- _MATERIAL FOR THIS TASK_
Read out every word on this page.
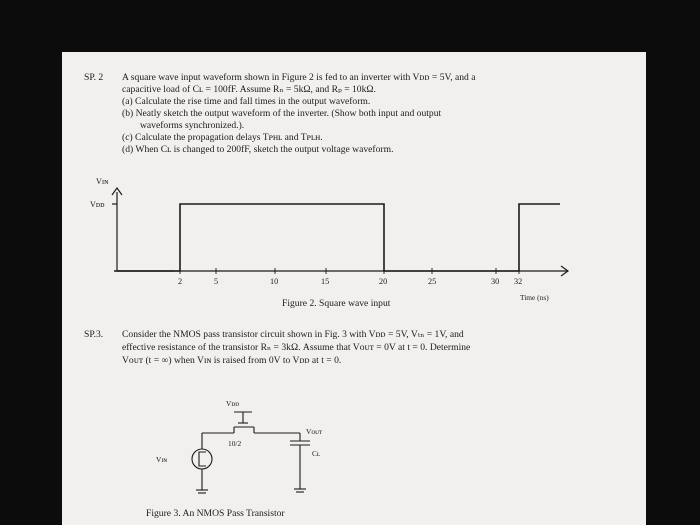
SP. 2 A square wave input waveform shown in Figure 2 is fed to an inverter with Vᴅᴅ = 5V, and a
capacitive load of Cʟ = 100fF. Assume Rₙ = 5kΩ, and Rₚ = 10kΩ.
(a) Calculate the rise time and fall times in the output waveform.
(b) Neatly sketch the output waveform of the inverter. (Show both input and output
waveforms synchronized.).
(c) Calculate the propagation delays Tᴘʜʟ and Tᴘʟʜ.
(d) When Cʟ is changed to 200fF, sketch the output voltage waveform.
Vɪɴ
Vᴅᴅ
2	5	10	15	20	25	30 32
Time (ns)
Figure 2. Square wave input
SP.3. Consider the NMOS pass transistor circuit shown in Fig. 3 with Vᴅᴅ = 5V, Vₜₙ = 1V, and
effective resistance of the transistor Rₙ = 3kΩ. Assume that Vᴏᴜᴛ = 0V at t = 0. Determine
Vᴏᴜᴛ (t = ∞) when Vɪɴ is raised from 0V to Vᴅᴅ at t = 0.
Vᴅᴅ
Vᴏᴜᴛ
10/2
Cʟ
Vɪɴ
Figure 3. An NMOS Pass Transistor
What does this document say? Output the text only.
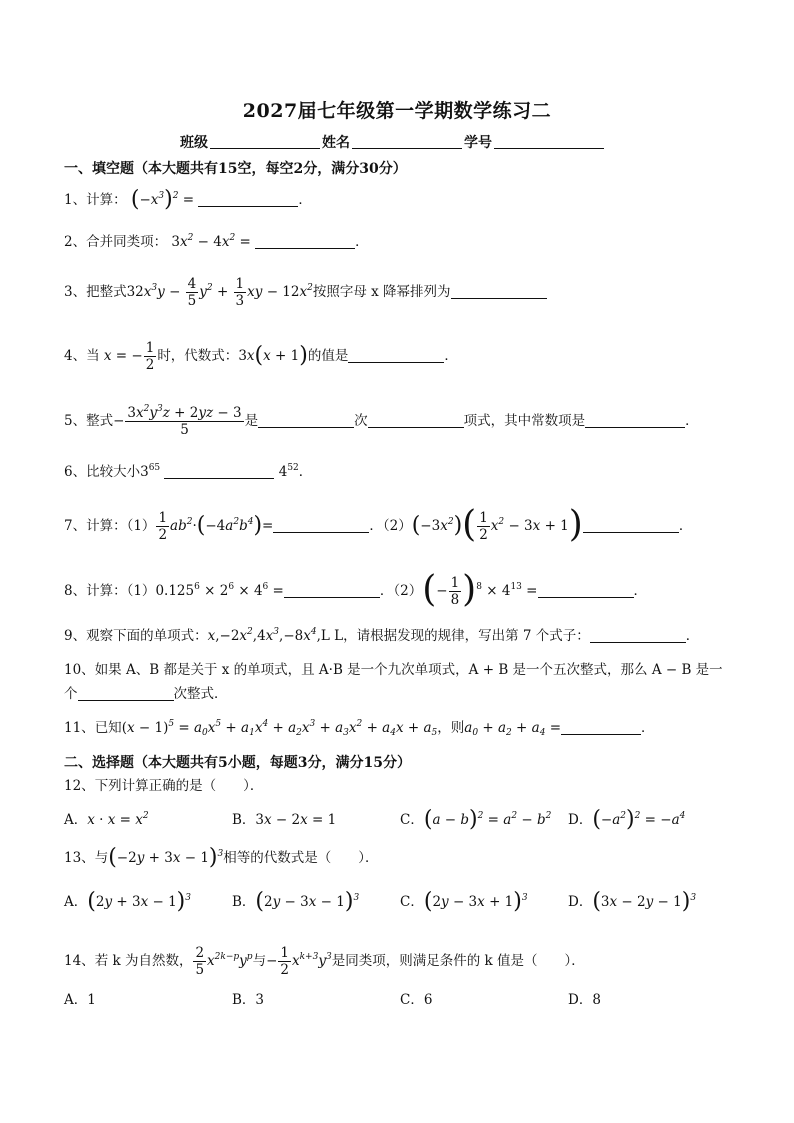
2027届七年级第一学期数学练习二
班级	姓名	学号
一、填空题（本大题共有15空，每空2分，满分30分）
1、计算： $(-x^3)^2$ =	．
2、合并同类项： $3x^2 - 4x^2$ =	．
3、把整式$32x^3y - \frac{4}{5} y^2 + \frac{1}{3}$ xy − $12x^2$按照字母 x 降幂排列为
4、当 x = − $\frac{1}{2}$ 时，代数式：3x(x + 1)的值是	．
5、整式− $\frac{3x^2y^3z + 2yz - 3}{5}$ 是	次	项式，其中常数项是	．
6、比较大小$3^{65}$	$4^{52}$．
7、计算：$(1) \frac{1}{2} ab^2\cdot(-4a^2b^4)=$	．$(2)(-3x^2)( \frac{1}{2} x^2 - 3x + 1)$	．
8、计算：$(1)0.125^6 \times 2^6 \times 4^6$ =	．$(2)(- \frac{1}{8} )^8 \times 4^{13}$ =	．
9、观察下面的单项式：$x,-2x^2,4x^3,-8x^4,L$ L，请根据发现的规律，写出第 7 个式子：	．
10、如果 A、B 都是关于 x 的单项式，且 A·B 是一个九次单项式，A + B 是一个五次整式，那么 A − B 是一
个	次整式．
11、已知$(x - 1)^5 = a_0x^5 + a_1x^4 + a_2x^3 + a_3x^2 + a_4x + a_5$，则$a_0 + a_2 + a_4$ =	．
二、选择题（本大题共有5小题，每题3分，满分15分）
12、下列计算正确的是（　　）．
A．$x \cdot x = x^2$	B．3x − 2x = 1	C．$(a - b)^2 = a^2 - b^2$ D．$(-a^2)^2 = -a^4$
13、与$(-2y + 3x - 1)^3$相等的代数式是（　　）．
A．$(2y + 3x - 1)^3$	B．$(2y - 3x - 1)^3$	C．$(2y - 3x + 1)^3$	D．$(3x - 2y - 1)^3$
14、若 k 为自然数， $\frac{2}{5} x^{2k-p}y^p$与− $\frac{1}{2} x^{k+3}y^3$是同类项，则满足条件的 k 值是（　　）．
A．1	B．3	C．6	D．8
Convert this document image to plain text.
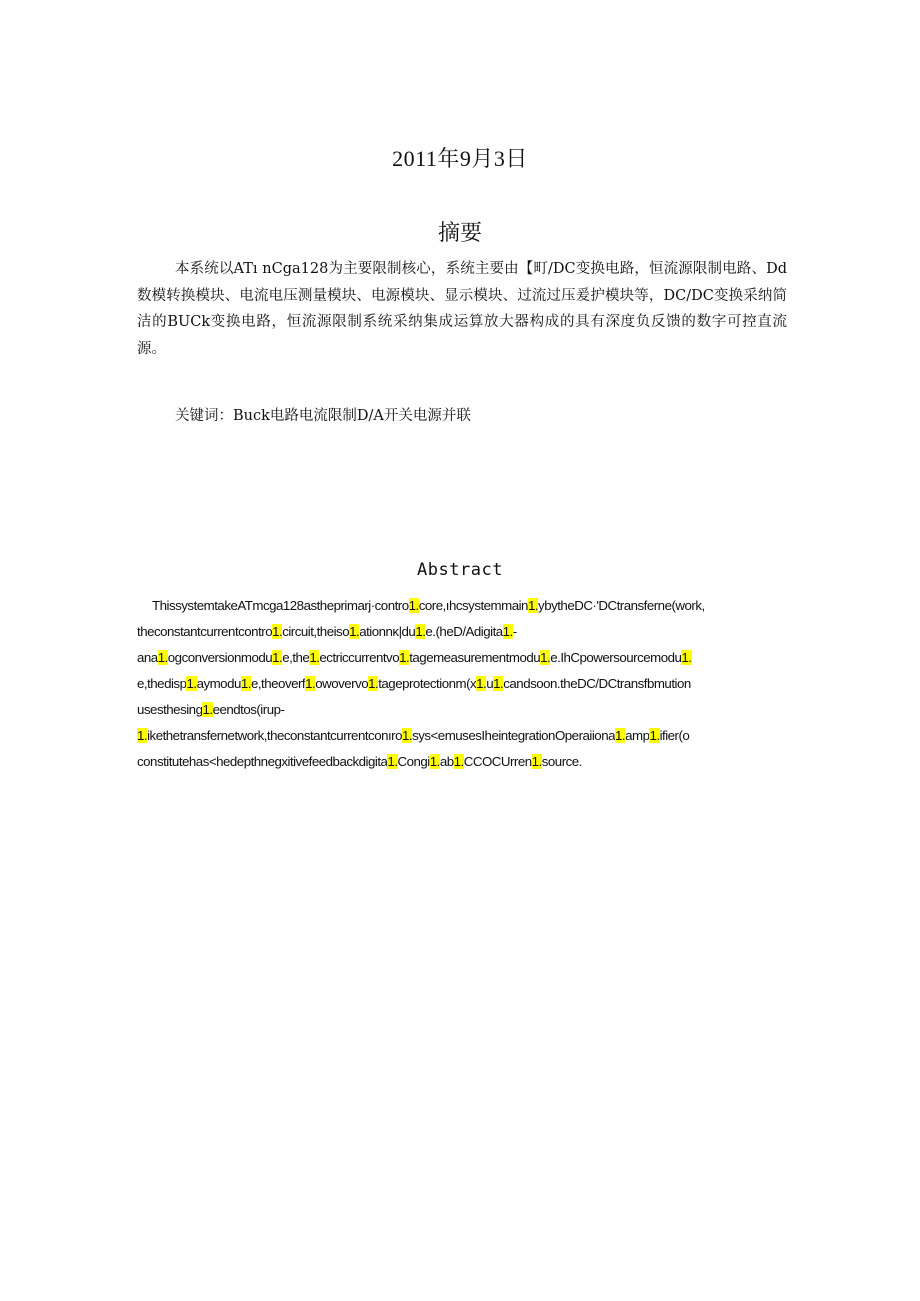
2011年9月3日
摘要
本系统以ATı nCga128为主要限制核心，系统主要由【町/DC变换电路，恒流源限制电路、Dd数模转换模块、电流电压测量模块、电源模块、显示模块、过流过压爰护模块等，DC/DC变换采纳简洁的BUCk变换电路，恒流源限制系统采纳集成运算放大器构成的具有深度负反馈的数字可控直流源。
关键词：Buck电路电流限制D/A开关电源并联
Abstract
ThissystemtakeATmcga128astheprimarj·contro1.core,ıhcsystemmain1.ybytheDC·'DCtransferne(work,
theconstantcurrentcontro1.circuit,theiso1.ationnκ|du1.e.(heD/Adigita1.-
ana1.ogconversionmodu1.e,the1.ectriccurrentvo1.tagemeasurementmodu1.e.IhCpowersourcemodu1.
e,thedisp1.aymodu1.e,theoverf1.owovervo1.tageprotectionm(x1.u1.candsoon.theDC/DCtransfbmution
usesthesing1.eendtos(irup-
1.ikethetransfernetwork,theconstantcurrentconıro1.sys<emusesIheintegrationOperaiiona1.amp1.ifier(o
constitutehas<hedepthnegxitivefeedbackdigita1.Congi1.ab1.CCOCUrren1.source.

- _EXERCISE AIM_
Take every line that includes the string "sketch" and copy it.

- _ANSWER BELOW_
(b) Neatly sketch the output waveform of the inverter. (Show both input and output
(d) When Cʟ is changed to 200fF, sketch the output voltage waveform.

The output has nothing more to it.